> [DIRECTIONS FOR THIS TASK]: Set out every line of the entries below as a JSON list of strings, one string per line, and skip any blank lines. Leave the pictures out of your answer.

Rows from a layout dataset:
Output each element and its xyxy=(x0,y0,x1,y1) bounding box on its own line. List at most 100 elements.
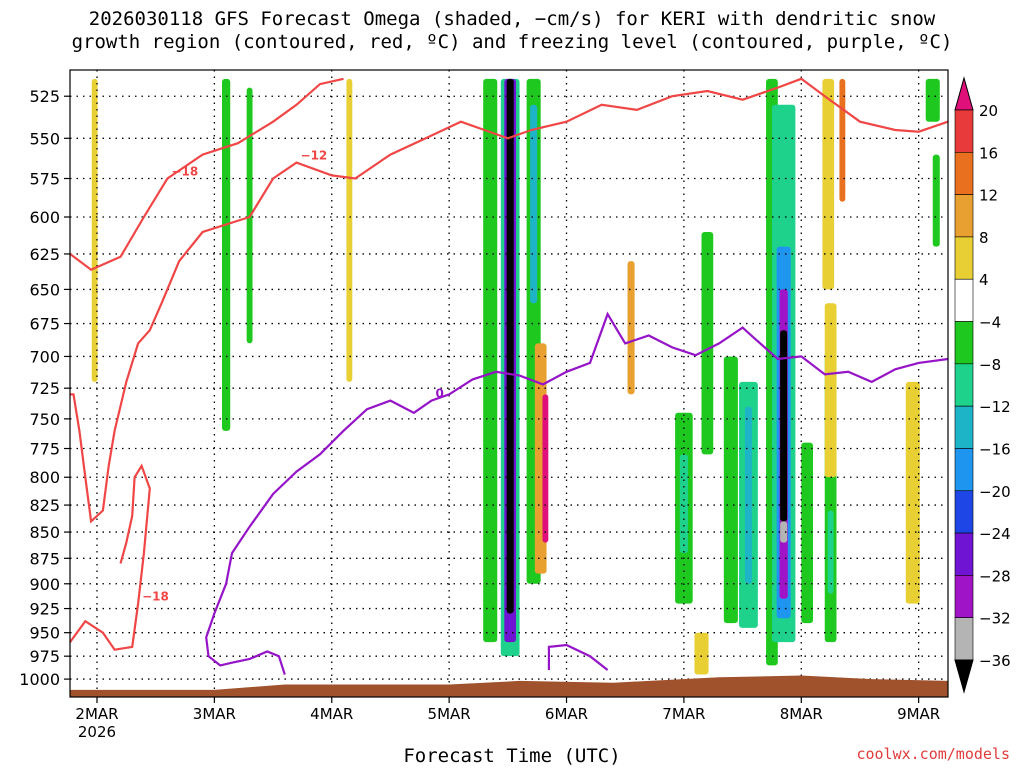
y-tick-label: 925 xyxy=(29,600,60,619)
colorbar-label: −28 xyxy=(979,567,1011,585)
omega-band-7 xyxy=(506,78,514,614)
omega-band-4 xyxy=(483,78,498,643)
y-tick-label: 575 xyxy=(29,170,60,189)
y-tick-label: 900 xyxy=(29,575,60,594)
colorbar-label: 8 xyxy=(979,229,989,247)
colorbar: 20 16 12 8 4 −4 −8 −12 −16 −20 −24 −28 −32 −36 xyxy=(954,76,1011,694)
freezing-contour-0 xyxy=(205,311,948,675)
colorbar-label: 12 xyxy=(979,187,998,205)
x-tick-label: 6MAR xyxy=(545,705,588,723)
y-tick-label: 975 xyxy=(29,647,60,666)
y-tick-label: 850 xyxy=(29,523,60,542)
credit-text: coolwx.com/models xyxy=(856,745,1010,763)
y-tick-label: 1000 xyxy=(19,670,60,689)
colorbar-label: −20 xyxy=(979,483,1011,501)
x-tick-label: 7MAR xyxy=(662,705,705,723)
y-tick-label: 650 xyxy=(29,280,60,299)
colorbar-swatch-10 xyxy=(954,490,974,534)
x-tick-label: 9MAR xyxy=(897,705,940,723)
colorbar-label: 20 xyxy=(979,102,998,120)
colorbar-label: −12 xyxy=(979,398,1011,416)
omega-band-18 xyxy=(744,406,752,584)
omega-band-14 xyxy=(679,454,689,554)
y-tick-label: 725 xyxy=(29,379,60,398)
colorbar-label: −32 xyxy=(979,610,1011,628)
colorbar-label: 16 xyxy=(979,144,998,162)
colorbar-label: −8 xyxy=(979,356,1001,374)
x-tick-label: 2MAR xyxy=(75,705,118,723)
colorbar-swatch-6 xyxy=(954,321,974,365)
omega-band-1 xyxy=(222,78,231,431)
y-tick-label: 600 xyxy=(29,208,60,227)
y-tick-label: 950 xyxy=(29,624,60,643)
dendritic-contour-0 xyxy=(70,77,344,271)
colorbar-label: −4 xyxy=(979,314,1001,332)
colorbar-swatch-3 xyxy=(954,194,974,238)
colorbar-label: 4 xyxy=(979,271,989,289)
colorbar-arrow-bottom xyxy=(954,659,974,694)
colorbar-arrow-top xyxy=(954,76,974,111)
x-tick-label: 4MAR xyxy=(310,705,353,723)
y-tick-label: 525 xyxy=(29,87,60,106)
y-tick-label: 775 xyxy=(29,440,60,459)
colorbar-swatch-4 xyxy=(954,236,974,280)
x-tick-sublabel: 2026 xyxy=(78,723,116,741)
y-tick-label: 550 xyxy=(29,129,60,148)
colorbar-swatch-7 xyxy=(954,363,974,407)
colorbar-label: −24 xyxy=(979,525,1011,543)
omega-band-16 xyxy=(723,356,738,624)
omega-band-0 xyxy=(91,78,98,382)
omega-band-12 xyxy=(627,261,635,395)
omega-band-29 xyxy=(822,78,835,290)
omega-band-32 xyxy=(905,381,920,604)
chart-title-line-1: 2026030118 GFS Forecast Omega (shaded, −… xyxy=(88,8,936,30)
colorbar-swatch-1 xyxy=(954,109,974,153)
y-tick-label: 825 xyxy=(29,496,60,515)
freezing-contour-1 xyxy=(547,643,609,671)
colorbar-swatch-12 xyxy=(954,575,974,618)
dendritic-contour-1 xyxy=(70,77,948,524)
y-tick-label: 700 xyxy=(29,347,60,366)
omega-band-25 xyxy=(780,521,788,543)
omega-band-30 xyxy=(839,78,846,202)
dendritic-contour-label-1: −12 xyxy=(301,149,328,163)
colorbar-swatch-8 xyxy=(954,405,974,449)
omega-band-3 xyxy=(346,78,353,382)
colorbar-label: −16 xyxy=(979,440,1011,458)
y-tick-label: 675 xyxy=(29,315,60,334)
y-tick-label: 750 xyxy=(29,410,60,429)
omega-band-34 xyxy=(932,154,940,247)
omega-band-15 xyxy=(701,231,714,455)
dendritic-contour-label-2: −18 xyxy=(142,590,169,604)
contour-layer: −18 −12 −18 0 xyxy=(70,77,948,675)
x-axis-title: Forecast Time (UTC) xyxy=(403,745,621,767)
omega-band-33 xyxy=(925,78,940,122)
colorbar-swatch-5 xyxy=(954,278,974,322)
colorbar-swatch-11 xyxy=(954,532,974,576)
grid-lines xyxy=(70,70,948,697)
colorbar-swatch-13 xyxy=(954,617,974,661)
x-tick-label: 8MAR xyxy=(780,705,823,723)
omega-band-31 xyxy=(824,303,837,478)
omega-band-28 xyxy=(827,510,834,594)
omega-band-26 xyxy=(801,442,814,624)
y-tick-label: 625 xyxy=(29,245,60,264)
y-tick-label: 875 xyxy=(29,549,60,568)
dendritic-contour-2 xyxy=(70,463,151,651)
omega-band-11 xyxy=(530,104,538,304)
omega-band-24 xyxy=(780,330,788,522)
omega-shading-layer xyxy=(91,78,940,675)
y-tick-label: 800 xyxy=(29,468,60,487)
freezing-contour-label-0: 0 xyxy=(436,387,444,401)
y-axis: 525 550 575 600 625 650 675 700 725 750 775 800 825 8… xyxy=(19,87,70,689)
terrain-fill xyxy=(70,675,948,697)
omega-band-19 xyxy=(694,632,709,675)
dendritic-contour-label-0: −18 xyxy=(171,165,198,179)
chart-title-line-2: growth region (contoured, red, ºC) and f… xyxy=(71,31,953,53)
omega-band-10 xyxy=(542,394,549,543)
colorbar-label: −36 xyxy=(979,652,1011,670)
x-tick-label: 3MAR xyxy=(193,705,236,723)
colorbar-swatch-9 xyxy=(954,448,974,492)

> [TASK RESPONSE]:
[
  "Output each element and its xyxy=(x0,y0,x1,y1) bounding box on its own line. List at most 100 elements.",
  "y-tick-label: 925 xyxy=(29,600,60,619)",
  "colorbar-label: −28 xyxy=(979,567,1011,585)",
  "omega-band-7 xyxy=(506,78,514,614)",
  "omega-band-4 xyxy=(483,78,498,643)",
  "y-tick-label: 575 xyxy=(29,170,60,189)",
  "y-tick-label: 900 xyxy=(29,575,60,594)",
  "colorbar-label: 8 xyxy=(979,229,989,247)",
  "colorbar: 20 16 12 8 4 −4 −8 −12 −16 −20 −24 −28 −32 −36 xyxy=(954,76,1011,694)",
  "freezing-contour-0 xyxy=(205,311,948,675)",
  "colorbar-label: 12 xyxy=(979,187,998,205)",
  "x-tick-label: 6MAR xyxy=(545,705,588,723)",
  "y-tick-label: 975 xyxy=(29,647,60,666)",
  "y-tick-label: 850 xyxy=(29,523,60,542)",
  "credit-text: coolwx.com/models xyxy=(856,745,1010,763)",
  "y-tick-label: 1000 xyxy=(19,670,60,689)",
  "colorbar-label: −20 xyxy=(979,483,1011,501)",
  "x-tick-label: 7MAR xyxy=(662,705,705,723)",
  "y-tick-label: 650 xyxy=(29,280,60,299)",
  "colorbar-swatch-10 xyxy=(954,490,974,534)",
  "x-tick-label: 9MAR xyxy=(897,705,940,723)",
  "colorbar-label: 20 xyxy=(979,102,998,120)",
  "colorbar-label: −12 xyxy=(979,398,1011,416)",
  "omega-band-18 xyxy=(744,406,752,584)",
  "omega-band-14 xyxy=(679,454,689,554)",
  "y-tick-label: 725 xyxy=(29,379,60,398)",
  "colorbar-label: −32 xyxy=(979,610,1011,628)",
  "colorbar-label: 16 xyxy=(979,144,998,162)",
  "colorbar-label: −8 xyxy=(979,356,1001,374)",
  "x-tick-label: 2MAR xyxy=(75,705,118,723)",
  "colorbar-swatch-6 xyxy=(954,321,974,365)",
  "omega-band-1 xyxy=(222,78,231,431)",
  "y-tick-label: 600 xyxy=(29,208,60,227)",
  "y-tick-label: 950 xyxy=(29,624,60,643)",
  "dendritic-contour-0 xyxy=(70,77,344,271)",
  "colorbar-label: −4 xyxy=(979,314,1001,332)",
  "colorbar-swatch-3 xyxy=(954,194,974,238)",
  "colorbar-label: 4 xyxy=(979,271,989,289)",
  "colorbar-arrow-bottom xyxy=(954,659,974,694)",
  "colorbar-arrow-top xyxy=(954,76,974,111)",
  "x-tick-label: 4MAR xyxy=(310,705,353,723)",
  "y-tick-label: 525 xyxy=(29,87,60,106)",
  "y-tick-label: 775 xyxy=(29,440,60,459)",
  "colorbar-swatch-4 xyxy=(954,236,974,280)",
  "x-tick-sublabel: 2026 xyxy=(78,723,116,741)",
  "y-tick-label: 550 xyxy=(29,129,60,148)",
  "colorbar-swatch-7 xyxy=(954,363,974,407)",
  "colorbar-label: −24 xyxy=(979,525,1011,543)",
  "omega-band-16 xyxy=(723,356,738,624)",
  "omega-band-0 xyxy=(91,78,98,382)",
  "omega-band-12 xyxy=(627,261,635,395)",
  "omega-band-29 xyxy=(822,78,835,290)",
  "omega-band-32 xyxy=(905,381,920,604)",
  "chart-title-line-1: 2026030118 GFS Forecast Omega (shaded, −… xyxy=(88,8,936,30)",
  "colorbar-swatch-1 xyxy=(954,109,974,153)",
  "y-tick-label: 825 xyxy=(29,496,60,515)",
  "freezing-contour-1 xyxy=(547,643,609,671)",
  "colorbar-swatch-12 xyxy=(954,575,974,618)",
  "dendritic-contour-1 xyxy=(70,77,948,524)",
  "y-tick-label: 700 xyxy=(29,347,60,366)",
  "omega-band-25 xyxy=(780,521,788,543)",
  "omega-band-30 xyxy=(839,78,846,202)",
  "dendritic-contour-label-1: −12 xyxy=(301,149,328,163)",
  "colorbar-swatch-8 xyxy=(954,405,974,449)",
  "omega-band-3 xyxy=(346,78,353,382)",
  "colorbar-label: −16 xyxy=(979,440,1011,458)",
  "y-tick-label: 675 xyxy=(29,315,60,334)",
  "y-tick-label: 750 xyxy=(29,410,60,429)",
  "omega-band-34 xyxy=(932,154,940,247)",
  "omega-band-15 xyxy=(701,231,714,455)",
  "dendritic-contour-label-2: −18 xyxy=(142,590,169,604)",
  "contour-layer: −18 −12 −18 0 xyxy=(70,77,948,675)",
  "x-axis-title: Forecast Time (UTC) xyxy=(403,745,621,767)",
  "omega-band-33 xyxy=(925,78,940,122)",
  "colorbar-swatch-5 xyxy=(954,278,974,322)",
  "colorbar-swatch-11 xyxy=(954,532,974,576)",
  "grid-lines xyxy=(70,70,948,697)",
  "colorbar-swatch-13 xyxy=(954,617,974,661)",
  "x-tick-label: 8MAR xyxy=(780,705,823,723)",
  "omega-band-31 xyxy=(824,303,837,478)",
  "omega-band-28 xyxy=(827,510,834,594)",
  "omega-band-26 xyxy=(801,442,814,624)",
  "y-tick-label: 625 xyxy=(29,245,60,264)",
  "y-tick-label: 875 xyxy=(29,549,60,568)",
  "dendritic-contour-2 xyxy=(70,463,151,651)",
  "omega-band-11 xyxy=(530,104,538,304)",
  "omega-band-24 xyxy=(780,330,788,522)",
  "omega-shading-layer xyxy=(91,78,940,675)",
  "y-tick-label: 800 xyxy=(29,468,60,487)",
  "freezing-contour-label-0: 0 xyxy=(436,387,444,401)",
  "y-axis: 525 550 575 600 625 650 675 700 725 750 775 800 825 8… xyxy=(19,87,70,689)",
  "terrain-fill xyxy=(70,675,948,697)",
  "omega-band-19 xyxy=(694,632,709,675)",
  "dendritic-contour-label-0: −18 xyxy=(171,165,198,179)",
  "chart-title-line-2: growth region (contoured, red, ºC) and f… xyxy=(71,31,953,53)",
  "omega-band-10 xyxy=(542,394,549,543)",
  "colorbar-label: −36 xyxy=(979,652,1011,670)",
  "x-tick-label: 3MAR xyxy=(193,705,236,723)",
  "colorbar-swatch-9 xyxy=(954,448,974,492)"
]